What the exercise asks » Return each line containing the string "this".

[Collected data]
════════════════

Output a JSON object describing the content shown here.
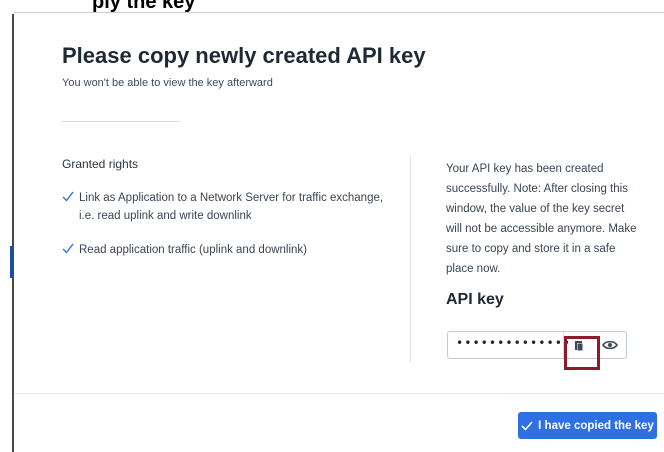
{
  "backdrop": {
    "heading_fragment": "ply the key"
  },
  "dialog": {
    "title": "Please copy newly created API key",
    "subtitle": "You won't be able to view the key afterward",
    "rights_heading": "Granted rights",
    "rights": [
      "Link as Application to a Network Server for traffic exchange, i.e. read uplink and write downlink",
      "Read application traffic (uplink and downlink)"
    ],
    "note": "Your API key has been created successfully. Note: After closing this window, the value of the key secret will not be accessible anymore. Make sure to copy and store it in a safe place now.",
    "key_label": "API key",
    "key_value": "••••••••••••••••",
    "confirm_label": "I have copied the key"
  },
  "icons": {
    "rights_item": "check-icon",
    "copy": "copy-icon",
    "reveal": "eye-icon",
    "confirm": "check-icon"
  },
  "colors": {
    "accent": "#2f6fe4",
    "highlight": "#8c1c2b",
    "title": "#1f2933",
    "body_text": "#3b4552"
  }
}
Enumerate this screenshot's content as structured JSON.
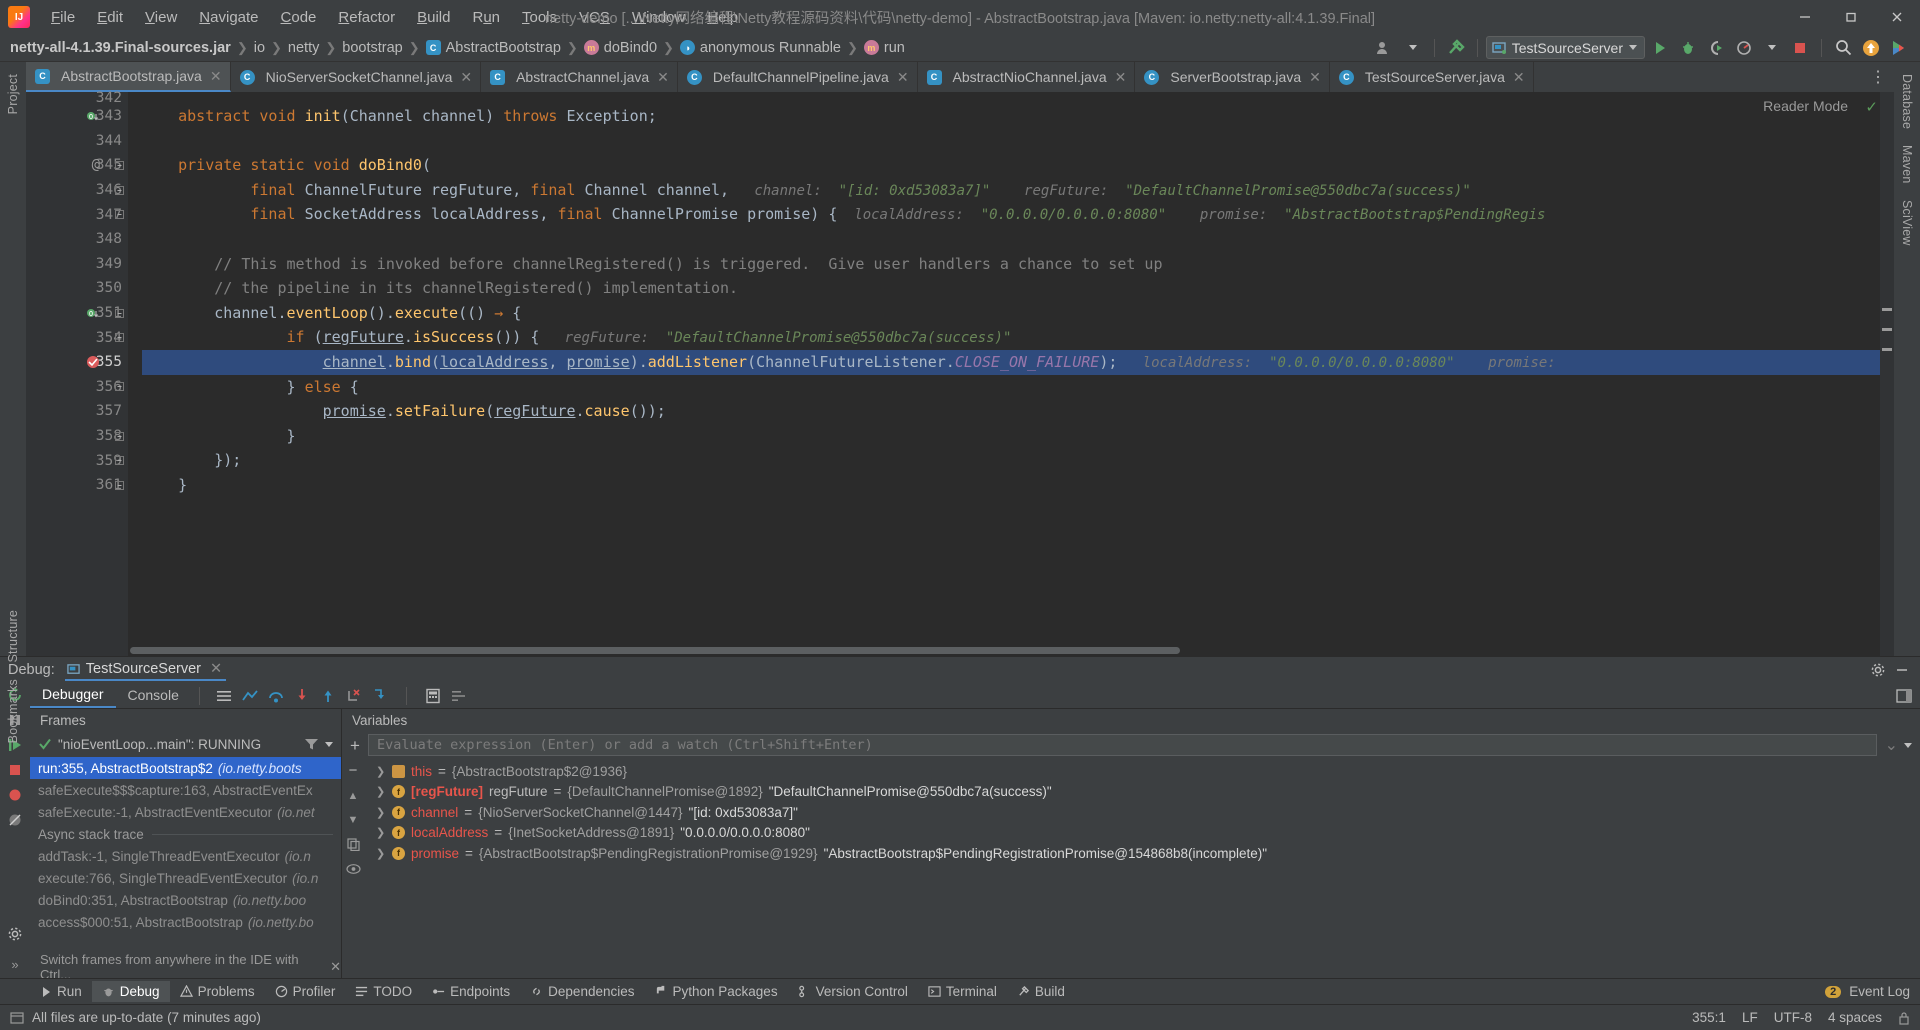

════════════════

Completed task »
    "note": "Your API key has been created successfully. Note: After closing this window, the value of the key secret will not be accessible anymore. Make sure to copy and store it in a safe place now.",
Enumerate this screenshot's content as structured JSON.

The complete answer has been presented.